## Records for this task:
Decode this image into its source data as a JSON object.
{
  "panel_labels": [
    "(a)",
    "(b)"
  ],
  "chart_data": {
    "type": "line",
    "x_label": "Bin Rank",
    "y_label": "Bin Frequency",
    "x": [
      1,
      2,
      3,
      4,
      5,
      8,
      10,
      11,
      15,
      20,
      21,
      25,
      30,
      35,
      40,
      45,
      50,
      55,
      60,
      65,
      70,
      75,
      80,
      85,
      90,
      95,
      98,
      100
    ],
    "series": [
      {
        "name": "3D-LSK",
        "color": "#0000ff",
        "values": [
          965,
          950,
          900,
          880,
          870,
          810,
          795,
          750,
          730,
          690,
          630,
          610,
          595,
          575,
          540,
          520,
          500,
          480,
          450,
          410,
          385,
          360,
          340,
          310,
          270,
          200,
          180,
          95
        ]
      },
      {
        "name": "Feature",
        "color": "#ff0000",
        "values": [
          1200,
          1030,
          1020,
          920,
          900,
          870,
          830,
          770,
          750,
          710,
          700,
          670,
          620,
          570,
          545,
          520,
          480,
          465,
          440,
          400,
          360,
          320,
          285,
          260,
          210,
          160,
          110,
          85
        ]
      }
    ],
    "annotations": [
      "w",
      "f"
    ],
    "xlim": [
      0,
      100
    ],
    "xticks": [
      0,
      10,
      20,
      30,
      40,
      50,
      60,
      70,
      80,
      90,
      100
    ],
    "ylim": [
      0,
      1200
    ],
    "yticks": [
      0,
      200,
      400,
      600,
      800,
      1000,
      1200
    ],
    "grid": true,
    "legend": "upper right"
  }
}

## Do this:
Quote all of the entries verbatim.

## Answer to the problem:
Decode this image into its source data as a JSON object.
{
  "panel_labels": [
    "(a)",
    "(b)"
  ],
  "chart_data": {
    "type": "line",
    "x_label": "Bin Rank",
    "y_label": "Bin Frequency",
    "x": [
      1,
      2,
      3,
      4,
      5,
      8,
      10,
      11,
      15,
      20,
      21,
      25,
      30,
      35,
      40,
      45,
      50,
      55,
      60,
      65,
      70,
      75,
      80,
      85,
      90,
      95,
      98,
      100
    ],
    "series": [
      {
        "name": "3D-LSK",
        "color": "#0000ff",
        "values": [
          965,
          950,
          900,
          880,
          870,
          810,
          795,
          750,
          730,
          690,
          630,
          610,
          595,
          575,
          540,
          520,
          500,
          480,
          450,
          410,
          385,
          360,
          340,
          310,
          270,
          200,
          180,
          95
        ]
      },
      {
        "name": "Feature",
        "color": "#ff0000",
        "values": [
          1200,
          1030,
          1020,
          920,
          900,
          870,
          830,
          770,
          750,
          710,
          700,
          670,
          620,
          570,
          545,
          520,
          480,
          465,
          440,
          400,
          360,
          320,
          285,
          260,
          210,
          160,
          110,
          85
        ]
      }
    ],
    "annotations": [
      "w",
      "f"
    ],
    "xlim": [
      0,
      100
    ],
    "xticks": [
      0,
      10,
      20,
      30,
      40,
      50,
      60,
      70,
      80,
      90,
      100
    ],
    "ylim": [
      0,
      1200
    ],
    "yticks": [
      0,
      200,
      400,
      600,
      800,
      1000,
      1200
    ],
    "grid": true,
    "legend": "upper right"
  }
}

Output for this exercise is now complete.